> [TASK REQUIREMENTS] Take the entries below and reproduce them word for word.

> [WORKING DATA]
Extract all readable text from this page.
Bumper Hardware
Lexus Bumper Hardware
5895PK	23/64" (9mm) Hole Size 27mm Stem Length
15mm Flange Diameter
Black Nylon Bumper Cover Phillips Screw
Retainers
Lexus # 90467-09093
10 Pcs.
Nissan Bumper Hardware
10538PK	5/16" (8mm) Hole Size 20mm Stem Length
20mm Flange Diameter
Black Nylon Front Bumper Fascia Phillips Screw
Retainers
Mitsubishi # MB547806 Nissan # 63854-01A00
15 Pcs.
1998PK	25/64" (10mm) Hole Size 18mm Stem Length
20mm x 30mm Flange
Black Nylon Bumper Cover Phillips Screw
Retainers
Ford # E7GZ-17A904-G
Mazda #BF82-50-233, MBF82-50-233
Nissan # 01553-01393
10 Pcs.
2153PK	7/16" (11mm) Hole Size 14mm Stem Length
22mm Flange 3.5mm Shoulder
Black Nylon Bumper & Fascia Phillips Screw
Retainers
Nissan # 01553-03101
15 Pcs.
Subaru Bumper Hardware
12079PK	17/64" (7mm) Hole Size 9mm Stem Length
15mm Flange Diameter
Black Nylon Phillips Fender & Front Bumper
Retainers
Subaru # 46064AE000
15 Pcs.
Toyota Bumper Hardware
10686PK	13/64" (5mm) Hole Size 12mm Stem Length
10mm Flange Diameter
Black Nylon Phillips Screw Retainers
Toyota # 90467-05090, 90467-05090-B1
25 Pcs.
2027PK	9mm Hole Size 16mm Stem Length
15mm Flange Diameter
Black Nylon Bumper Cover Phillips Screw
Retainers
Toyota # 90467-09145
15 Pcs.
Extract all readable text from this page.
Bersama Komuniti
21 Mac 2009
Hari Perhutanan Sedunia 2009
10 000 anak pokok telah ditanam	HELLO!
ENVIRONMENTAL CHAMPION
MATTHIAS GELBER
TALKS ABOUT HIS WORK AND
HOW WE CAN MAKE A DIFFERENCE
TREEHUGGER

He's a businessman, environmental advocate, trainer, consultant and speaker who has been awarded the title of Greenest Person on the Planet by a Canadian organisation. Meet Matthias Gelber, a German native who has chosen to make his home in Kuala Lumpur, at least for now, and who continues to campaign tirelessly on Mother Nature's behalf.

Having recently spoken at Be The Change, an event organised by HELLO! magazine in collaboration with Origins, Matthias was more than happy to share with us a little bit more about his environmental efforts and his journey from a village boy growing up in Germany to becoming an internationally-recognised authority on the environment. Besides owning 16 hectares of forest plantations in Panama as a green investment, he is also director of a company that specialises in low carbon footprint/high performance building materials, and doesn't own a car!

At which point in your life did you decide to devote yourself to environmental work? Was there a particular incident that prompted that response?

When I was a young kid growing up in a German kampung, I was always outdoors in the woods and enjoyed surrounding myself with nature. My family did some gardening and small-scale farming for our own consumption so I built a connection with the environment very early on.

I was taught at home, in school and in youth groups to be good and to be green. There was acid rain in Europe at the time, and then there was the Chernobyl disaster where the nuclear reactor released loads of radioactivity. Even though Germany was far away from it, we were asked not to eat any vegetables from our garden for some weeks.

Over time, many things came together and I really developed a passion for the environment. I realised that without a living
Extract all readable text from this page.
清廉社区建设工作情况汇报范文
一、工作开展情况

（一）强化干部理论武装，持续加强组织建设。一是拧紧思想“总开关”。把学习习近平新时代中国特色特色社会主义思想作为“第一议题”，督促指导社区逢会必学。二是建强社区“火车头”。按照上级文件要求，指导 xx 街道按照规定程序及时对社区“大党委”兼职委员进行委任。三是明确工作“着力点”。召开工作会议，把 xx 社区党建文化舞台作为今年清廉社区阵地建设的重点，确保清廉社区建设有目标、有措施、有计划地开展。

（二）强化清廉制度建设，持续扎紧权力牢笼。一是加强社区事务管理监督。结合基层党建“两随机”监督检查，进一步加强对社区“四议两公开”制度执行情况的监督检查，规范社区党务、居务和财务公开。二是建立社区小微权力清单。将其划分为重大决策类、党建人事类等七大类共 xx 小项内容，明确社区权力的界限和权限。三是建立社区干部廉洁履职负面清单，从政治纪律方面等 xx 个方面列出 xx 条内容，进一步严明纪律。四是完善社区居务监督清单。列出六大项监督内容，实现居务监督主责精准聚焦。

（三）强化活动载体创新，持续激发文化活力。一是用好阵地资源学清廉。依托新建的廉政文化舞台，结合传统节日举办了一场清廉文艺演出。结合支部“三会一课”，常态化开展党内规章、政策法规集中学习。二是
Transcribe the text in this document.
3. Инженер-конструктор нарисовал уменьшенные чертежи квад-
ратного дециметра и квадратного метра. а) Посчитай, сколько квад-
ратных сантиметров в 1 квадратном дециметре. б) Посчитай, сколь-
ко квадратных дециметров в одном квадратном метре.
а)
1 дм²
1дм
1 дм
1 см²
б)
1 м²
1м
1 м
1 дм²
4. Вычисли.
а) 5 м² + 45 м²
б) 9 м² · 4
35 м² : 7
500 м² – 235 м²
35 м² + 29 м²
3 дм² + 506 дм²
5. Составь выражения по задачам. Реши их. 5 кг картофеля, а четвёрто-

> [TASK RESULT]
Extract all readable text from this page.
Bumper Hardware
Lexus Bumper Hardware
5895PK	23/64" (9mm) Hole Size 27mm Stem Length
15mm Flange Diameter
Black Nylon Bumper Cover Phillips Screw
Retainers
Lexus # 90467-09093
10 Pcs.
Nissan Bumper Hardware
10538PK	5/16" (8mm) Hole Size 20mm Stem Length
20mm Flange Diameter
Black Nylon Front Bumper Fascia Phillips Screw
Retainers
Mitsubishi # MB547806 Nissan # 63854-01A00
15 Pcs.
1998PK	25/64" (10mm) Hole Size 18mm Stem Length
20mm x 30mm Flange
Black Nylon Bumper Cover Phillips Screw
Retainers
Ford # E7GZ-17A904-G
Mazda #BF82-50-233, MBF82-50-233
Nissan # 01553-01393
10 Pcs.
2153PK	7/16" (11mm) Hole Size 14mm Stem Length
22mm Flange 3.5mm Shoulder
Black Nylon Bumper & Fascia Phillips Screw
Retainers
Nissan # 01553-03101
15 Pcs.
Subaru Bumper Hardware
12079PK	17/64" (7mm) Hole Size 9mm Stem Length
15mm Flange Diameter
Black Nylon Phillips Fender & Front Bumper
Retainers
Subaru # 46064AE000
15 Pcs.
Toyota Bumper Hardware
10686PK	13/64" (5mm) Hole Size 12mm Stem Length
10mm Flange Diameter
Black Nylon Phillips Screw Retainers
Toyota # 90467-05090, 90467-05090-B1
25 Pcs.
2027PK	9mm Hole Size 16mm Stem Length
15mm Flange Diameter
Black Nylon Bumper Cover Phillips Screw
Retainers
Toyota # 90467-09145
15 Pcs.
Extract all readable text from this page.
Bersama Komuniti
21 Mac 2009
Hari Perhutanan Sedunia 2009
10 000 anak pokok telah ditanam	HELLO!
ENVIRONMENTAL CHAMPION
MATTHIAS GELBER
TALKS ABOUT HIS WORK AND
HOW WE CAN MAKE A DIFFERENCE
TREEHUGGER

He's a businessman, environmental advocate, trainer, consultant and speaker who has been awarded the title of Greenest Person on the Planet by a Canadian organisation. Meet Matthias Gelber, a German native who has chosen to make his home in Kuala Lumpur, at least for now, and who continues to campaign tirelessly on Mother Nature's behalf.

Having recently spoken at Be The Change, an event organised by HELLO! magazine in collaboration with Origins, Matthias was more than happy to share with us a little bit more about his environmental efforts and his journey from a village boy growing up in Germany to becoming an internationally-recognised authority on the environment. Besides owning 16 hectares of forest plantations in Panama as a green investment, he is also director of a company that specialises in low carbon footprint/high performance building materials, and doesn't own a car!

At which point in your life did you decide to devote yourself to environmental work? Was there a particular incident that prompted that response?

When I was a young kid growing up in a German kampung, I was always outdoors in the woods and enjoyed surrounding myself with nature. My family did some gardening and small-scale farming for our own consumption so I built a connection with the environment very early on.

I was taught at home, in school and in youth groups to be good and to be green. There was acid rain in Europe at the time, and then there was the Chernobyl disaster where the nuclear reactor released loads of radioactivity. Even though Germany was far away from it, we were asked not to eat any vegetables from our garden for some weeks.

Over time, many things came together and I really developed a passion for the environment. I realised that without a living
Extract all readable text from this page.
清廉社区建设工作情况汇报范文
一、工作开展情况

（一）强化干部理论武装，持续加强组织建设。一是拧紧思想“总开关”。把学习习近平新时代中国特色特色社会主义思想作为“第一议题”，督促指导社区逢会必学。二是建强社区“火车头”。按照上级文件要求，指导 xx 街道按照规定程序及时对社区“大党委”兼职委员进行委任。三是明确工作“着力点”。召开工作会议，把 xx 社区党建文化舞台作为今年清廉社区阵地建设的重点，确保清廉社区建设有目标、有措施、有计划地开展。

（二）强化清廉制度建设，持续扎紧权力牢笼。一是加强社区事务管理监督。结合基层党建“两随机”监督检查，进一步加强对社区“四议两公开”制度执行情况的监督检查，规范社区党务、居务和财务公开。二是建立社区小微权力清单。将其划分为重大决策类、党建人事类等七大类共 xx 小项内容，明确社区权力的界限和权限。三是建立社区干部廉洁履职负面清单，从政治纪律方面等 xx 个方面列出 xx 条内容，进一步严明纪律。四是完善社区居务监督清单。列出六大项监督内容，实现居务监督主责精准聚焦。

（三）强化活动载体创新，持续激发文化活力。一是用好阵地资源学清廉。依托新建的廉政文化舞台，结合传统节日举办了一场清廉文艺演出。结合支部“三会一课”，常态化开展党内规章、政策法规集中学习。二是
Transcribe the text in this document.
3. Инженер-конструктор нарисовал уменьшенные чертежи квад-
ратного дециметра и квадратного метра. а) Посчитай, сколько квад-
ратных сантиметров в 1 квадратном дециметре. б) Посчитай, сколь-
ко квадратных дециметров в одном квадратном метре.
а)
1 дм²
1дм
1 дм
1 см²
б)
1 м²
1м
1 м
1 дм²
4. Вычисли.
а) 5 м² + 45 м²
б) 9 м² · 4
35 м² : 7
500 м² – 235 м²
35 м² + 29 м²
3 дм² + 506 дм²
5. Составь выражения по задачам. Реши их. 5 кг картофеля, а четвёрто-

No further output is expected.